* **Records for the task**:
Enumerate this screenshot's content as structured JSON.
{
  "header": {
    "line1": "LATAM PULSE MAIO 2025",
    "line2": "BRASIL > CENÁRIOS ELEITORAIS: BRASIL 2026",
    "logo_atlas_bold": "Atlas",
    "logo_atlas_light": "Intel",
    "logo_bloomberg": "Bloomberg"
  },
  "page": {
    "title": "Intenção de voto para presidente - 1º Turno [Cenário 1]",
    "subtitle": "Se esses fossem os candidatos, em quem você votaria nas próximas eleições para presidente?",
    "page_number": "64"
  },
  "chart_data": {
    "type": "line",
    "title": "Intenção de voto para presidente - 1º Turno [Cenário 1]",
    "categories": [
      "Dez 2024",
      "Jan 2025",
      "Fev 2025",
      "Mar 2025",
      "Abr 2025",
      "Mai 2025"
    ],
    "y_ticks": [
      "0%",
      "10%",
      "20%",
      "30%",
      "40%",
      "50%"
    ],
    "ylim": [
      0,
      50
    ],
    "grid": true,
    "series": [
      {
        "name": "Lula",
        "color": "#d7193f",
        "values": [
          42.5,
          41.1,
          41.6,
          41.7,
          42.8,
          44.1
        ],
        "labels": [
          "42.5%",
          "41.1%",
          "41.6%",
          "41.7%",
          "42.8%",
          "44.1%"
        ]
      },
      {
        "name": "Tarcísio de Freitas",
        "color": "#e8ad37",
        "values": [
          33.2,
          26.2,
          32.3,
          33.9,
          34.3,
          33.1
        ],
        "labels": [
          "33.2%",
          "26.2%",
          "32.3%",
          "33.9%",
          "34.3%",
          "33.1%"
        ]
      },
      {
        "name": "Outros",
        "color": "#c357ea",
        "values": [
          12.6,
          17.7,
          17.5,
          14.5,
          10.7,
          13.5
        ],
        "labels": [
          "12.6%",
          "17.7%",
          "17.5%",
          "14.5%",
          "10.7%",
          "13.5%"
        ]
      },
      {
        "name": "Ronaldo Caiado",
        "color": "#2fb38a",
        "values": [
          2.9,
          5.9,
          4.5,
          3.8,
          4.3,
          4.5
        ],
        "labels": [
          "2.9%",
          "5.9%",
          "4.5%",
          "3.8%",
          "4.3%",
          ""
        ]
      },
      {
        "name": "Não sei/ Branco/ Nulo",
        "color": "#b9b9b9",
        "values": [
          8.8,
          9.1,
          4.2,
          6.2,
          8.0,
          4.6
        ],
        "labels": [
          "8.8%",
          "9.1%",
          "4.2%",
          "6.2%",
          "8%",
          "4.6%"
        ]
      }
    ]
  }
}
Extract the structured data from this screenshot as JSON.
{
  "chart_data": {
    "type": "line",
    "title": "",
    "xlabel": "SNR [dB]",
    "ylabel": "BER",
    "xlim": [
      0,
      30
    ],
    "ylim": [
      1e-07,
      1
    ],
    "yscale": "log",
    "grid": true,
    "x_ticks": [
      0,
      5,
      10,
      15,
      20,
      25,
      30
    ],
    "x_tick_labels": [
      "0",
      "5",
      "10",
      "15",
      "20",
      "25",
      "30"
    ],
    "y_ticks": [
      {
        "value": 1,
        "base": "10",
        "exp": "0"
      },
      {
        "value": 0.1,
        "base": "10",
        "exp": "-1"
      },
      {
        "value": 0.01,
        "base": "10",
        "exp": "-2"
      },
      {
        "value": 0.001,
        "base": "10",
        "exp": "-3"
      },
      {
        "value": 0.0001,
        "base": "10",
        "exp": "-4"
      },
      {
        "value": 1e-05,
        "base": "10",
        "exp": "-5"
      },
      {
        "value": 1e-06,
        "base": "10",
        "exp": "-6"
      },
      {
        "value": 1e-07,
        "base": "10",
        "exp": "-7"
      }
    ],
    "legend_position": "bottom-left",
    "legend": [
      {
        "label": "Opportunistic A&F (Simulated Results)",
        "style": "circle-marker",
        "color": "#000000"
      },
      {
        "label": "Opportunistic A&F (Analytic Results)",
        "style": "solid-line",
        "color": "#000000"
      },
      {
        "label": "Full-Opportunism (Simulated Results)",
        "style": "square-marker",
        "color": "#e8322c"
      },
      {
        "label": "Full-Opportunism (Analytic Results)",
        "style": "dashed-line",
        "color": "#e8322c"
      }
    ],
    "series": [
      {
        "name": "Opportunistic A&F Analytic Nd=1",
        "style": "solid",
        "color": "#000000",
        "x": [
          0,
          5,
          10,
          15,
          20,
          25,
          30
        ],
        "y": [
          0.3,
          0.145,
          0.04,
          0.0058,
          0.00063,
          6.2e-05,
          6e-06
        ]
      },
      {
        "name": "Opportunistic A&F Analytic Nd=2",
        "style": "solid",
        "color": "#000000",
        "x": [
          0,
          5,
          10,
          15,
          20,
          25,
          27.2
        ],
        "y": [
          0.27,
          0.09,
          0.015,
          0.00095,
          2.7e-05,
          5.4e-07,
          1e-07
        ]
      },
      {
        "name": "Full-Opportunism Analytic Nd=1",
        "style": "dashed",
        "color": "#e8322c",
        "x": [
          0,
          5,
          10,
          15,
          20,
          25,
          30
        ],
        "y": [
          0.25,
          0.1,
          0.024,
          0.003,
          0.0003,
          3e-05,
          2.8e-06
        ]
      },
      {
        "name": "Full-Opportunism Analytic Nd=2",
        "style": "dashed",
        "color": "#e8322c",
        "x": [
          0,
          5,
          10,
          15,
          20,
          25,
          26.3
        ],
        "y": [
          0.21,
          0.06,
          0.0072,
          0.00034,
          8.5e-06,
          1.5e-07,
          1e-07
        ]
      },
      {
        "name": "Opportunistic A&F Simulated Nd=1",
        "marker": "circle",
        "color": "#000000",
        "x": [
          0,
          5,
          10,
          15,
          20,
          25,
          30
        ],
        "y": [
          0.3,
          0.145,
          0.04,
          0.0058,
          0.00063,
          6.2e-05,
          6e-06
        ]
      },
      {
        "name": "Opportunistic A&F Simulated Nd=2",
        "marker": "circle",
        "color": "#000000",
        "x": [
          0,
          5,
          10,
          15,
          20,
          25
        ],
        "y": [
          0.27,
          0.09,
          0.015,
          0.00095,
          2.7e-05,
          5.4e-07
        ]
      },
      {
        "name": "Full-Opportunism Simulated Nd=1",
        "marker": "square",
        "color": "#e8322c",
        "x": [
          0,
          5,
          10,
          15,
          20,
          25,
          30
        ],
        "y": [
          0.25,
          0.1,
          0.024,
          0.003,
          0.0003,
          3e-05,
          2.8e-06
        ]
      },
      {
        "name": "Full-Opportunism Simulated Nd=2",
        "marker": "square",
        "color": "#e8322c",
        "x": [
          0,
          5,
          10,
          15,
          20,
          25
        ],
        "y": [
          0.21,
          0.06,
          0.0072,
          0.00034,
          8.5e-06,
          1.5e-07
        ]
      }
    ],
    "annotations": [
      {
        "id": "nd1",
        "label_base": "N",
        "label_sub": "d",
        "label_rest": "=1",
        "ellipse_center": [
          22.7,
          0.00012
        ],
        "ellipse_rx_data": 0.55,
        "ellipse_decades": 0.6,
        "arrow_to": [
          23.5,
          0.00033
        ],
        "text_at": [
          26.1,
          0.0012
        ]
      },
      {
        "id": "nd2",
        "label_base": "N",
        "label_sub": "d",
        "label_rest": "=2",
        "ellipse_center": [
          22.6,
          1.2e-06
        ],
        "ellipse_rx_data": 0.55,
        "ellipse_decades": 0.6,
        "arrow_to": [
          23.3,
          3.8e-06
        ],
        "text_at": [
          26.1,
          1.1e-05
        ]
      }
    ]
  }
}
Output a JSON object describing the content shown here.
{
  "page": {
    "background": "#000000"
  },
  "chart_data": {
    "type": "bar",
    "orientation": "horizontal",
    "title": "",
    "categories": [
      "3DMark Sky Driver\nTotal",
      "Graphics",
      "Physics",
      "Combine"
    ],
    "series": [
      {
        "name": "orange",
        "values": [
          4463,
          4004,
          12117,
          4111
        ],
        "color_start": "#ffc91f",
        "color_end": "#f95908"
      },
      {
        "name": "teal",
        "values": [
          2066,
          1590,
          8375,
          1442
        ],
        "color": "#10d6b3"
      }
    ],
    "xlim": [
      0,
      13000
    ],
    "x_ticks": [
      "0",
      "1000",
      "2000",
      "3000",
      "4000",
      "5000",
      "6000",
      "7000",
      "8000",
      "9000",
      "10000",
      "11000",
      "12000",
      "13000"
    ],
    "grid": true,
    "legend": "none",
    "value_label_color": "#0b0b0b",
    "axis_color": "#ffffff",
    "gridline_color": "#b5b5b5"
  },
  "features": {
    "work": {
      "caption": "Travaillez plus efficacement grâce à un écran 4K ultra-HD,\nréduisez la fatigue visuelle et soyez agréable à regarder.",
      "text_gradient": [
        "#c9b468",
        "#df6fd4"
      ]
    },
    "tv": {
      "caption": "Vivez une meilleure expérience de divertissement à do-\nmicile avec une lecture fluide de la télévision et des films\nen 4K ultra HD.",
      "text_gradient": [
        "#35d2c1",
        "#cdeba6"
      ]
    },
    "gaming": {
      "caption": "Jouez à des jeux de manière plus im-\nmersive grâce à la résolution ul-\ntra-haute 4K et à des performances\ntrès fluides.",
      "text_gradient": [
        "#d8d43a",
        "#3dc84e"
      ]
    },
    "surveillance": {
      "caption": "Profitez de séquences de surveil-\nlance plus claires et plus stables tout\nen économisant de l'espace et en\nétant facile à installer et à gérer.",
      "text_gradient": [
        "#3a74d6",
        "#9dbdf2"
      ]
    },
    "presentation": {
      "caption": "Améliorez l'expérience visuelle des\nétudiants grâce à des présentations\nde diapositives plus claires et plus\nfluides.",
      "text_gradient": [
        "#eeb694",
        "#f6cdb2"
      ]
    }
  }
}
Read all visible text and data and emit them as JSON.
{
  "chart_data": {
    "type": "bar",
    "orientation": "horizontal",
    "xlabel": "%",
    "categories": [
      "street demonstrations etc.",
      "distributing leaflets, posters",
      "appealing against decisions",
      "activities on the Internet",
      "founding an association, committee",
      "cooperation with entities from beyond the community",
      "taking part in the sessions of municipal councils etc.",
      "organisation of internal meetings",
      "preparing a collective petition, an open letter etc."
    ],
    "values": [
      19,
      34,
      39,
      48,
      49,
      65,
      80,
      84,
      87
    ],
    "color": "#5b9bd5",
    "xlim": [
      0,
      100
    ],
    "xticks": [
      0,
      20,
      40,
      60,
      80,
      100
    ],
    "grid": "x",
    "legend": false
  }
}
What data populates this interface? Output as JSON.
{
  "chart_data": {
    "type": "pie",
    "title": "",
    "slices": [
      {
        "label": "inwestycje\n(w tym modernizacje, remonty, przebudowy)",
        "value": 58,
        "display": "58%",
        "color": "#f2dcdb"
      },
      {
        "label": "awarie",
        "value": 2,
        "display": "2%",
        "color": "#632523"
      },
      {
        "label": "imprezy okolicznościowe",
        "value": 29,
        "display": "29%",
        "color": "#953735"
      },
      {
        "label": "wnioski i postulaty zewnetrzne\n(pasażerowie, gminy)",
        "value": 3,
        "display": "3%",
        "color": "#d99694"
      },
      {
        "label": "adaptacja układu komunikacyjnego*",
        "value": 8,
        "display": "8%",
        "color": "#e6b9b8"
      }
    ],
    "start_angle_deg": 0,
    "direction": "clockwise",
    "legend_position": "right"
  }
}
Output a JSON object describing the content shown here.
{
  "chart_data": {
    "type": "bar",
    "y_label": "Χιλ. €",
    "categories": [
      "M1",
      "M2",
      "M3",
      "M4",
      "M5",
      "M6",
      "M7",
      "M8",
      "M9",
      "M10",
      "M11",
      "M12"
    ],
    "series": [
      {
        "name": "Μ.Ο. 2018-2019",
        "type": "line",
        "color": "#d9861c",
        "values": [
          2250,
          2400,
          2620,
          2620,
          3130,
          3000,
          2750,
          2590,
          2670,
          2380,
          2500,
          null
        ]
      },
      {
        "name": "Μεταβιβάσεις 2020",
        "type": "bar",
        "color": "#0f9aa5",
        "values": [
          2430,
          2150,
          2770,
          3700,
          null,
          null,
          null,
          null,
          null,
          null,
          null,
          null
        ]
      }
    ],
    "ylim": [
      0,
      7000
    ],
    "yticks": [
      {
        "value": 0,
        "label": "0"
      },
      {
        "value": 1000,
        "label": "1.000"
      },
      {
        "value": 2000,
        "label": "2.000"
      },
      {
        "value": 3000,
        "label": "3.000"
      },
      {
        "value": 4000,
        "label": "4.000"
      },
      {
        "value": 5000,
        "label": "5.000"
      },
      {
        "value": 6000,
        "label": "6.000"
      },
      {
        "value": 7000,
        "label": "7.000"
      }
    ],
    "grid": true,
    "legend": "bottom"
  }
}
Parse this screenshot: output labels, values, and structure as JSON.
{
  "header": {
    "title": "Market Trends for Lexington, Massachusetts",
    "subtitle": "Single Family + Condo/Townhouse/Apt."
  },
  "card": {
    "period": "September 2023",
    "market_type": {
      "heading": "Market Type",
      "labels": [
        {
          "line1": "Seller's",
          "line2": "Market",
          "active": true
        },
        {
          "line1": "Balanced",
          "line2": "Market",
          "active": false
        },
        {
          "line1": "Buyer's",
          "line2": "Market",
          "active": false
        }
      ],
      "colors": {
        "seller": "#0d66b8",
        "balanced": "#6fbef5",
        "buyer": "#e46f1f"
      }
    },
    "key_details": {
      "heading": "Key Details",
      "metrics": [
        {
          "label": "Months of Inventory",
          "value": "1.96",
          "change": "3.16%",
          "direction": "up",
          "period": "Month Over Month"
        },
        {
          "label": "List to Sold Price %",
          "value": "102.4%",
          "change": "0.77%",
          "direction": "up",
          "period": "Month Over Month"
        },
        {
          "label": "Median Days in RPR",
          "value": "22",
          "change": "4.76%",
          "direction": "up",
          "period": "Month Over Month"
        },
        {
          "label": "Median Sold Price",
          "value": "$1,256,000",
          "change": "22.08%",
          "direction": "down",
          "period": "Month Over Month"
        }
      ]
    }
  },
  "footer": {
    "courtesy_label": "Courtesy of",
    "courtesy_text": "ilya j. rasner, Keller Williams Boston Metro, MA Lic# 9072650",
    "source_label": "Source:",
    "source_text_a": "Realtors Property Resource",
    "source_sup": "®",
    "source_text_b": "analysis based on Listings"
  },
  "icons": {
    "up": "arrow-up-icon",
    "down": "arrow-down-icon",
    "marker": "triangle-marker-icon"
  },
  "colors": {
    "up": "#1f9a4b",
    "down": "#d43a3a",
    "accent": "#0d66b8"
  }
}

* **Exercise details**: Above are the records. Identify each line that contains the word "Analytic".

* **Exercise answer**:
        "label": "Opportunistic A&F (Analytic Results)",
        "label": "Full-Opportunism (Analytic Results)",
        "name": "Opportunistic A&F Analytic Nd=1",
        "name": "Opportunistic A&F Analytic Nd=2",
        "name": "Full-Opportunism Analytic Nd=1",
        "name": "Full-Opportunism Analytic Nd=2",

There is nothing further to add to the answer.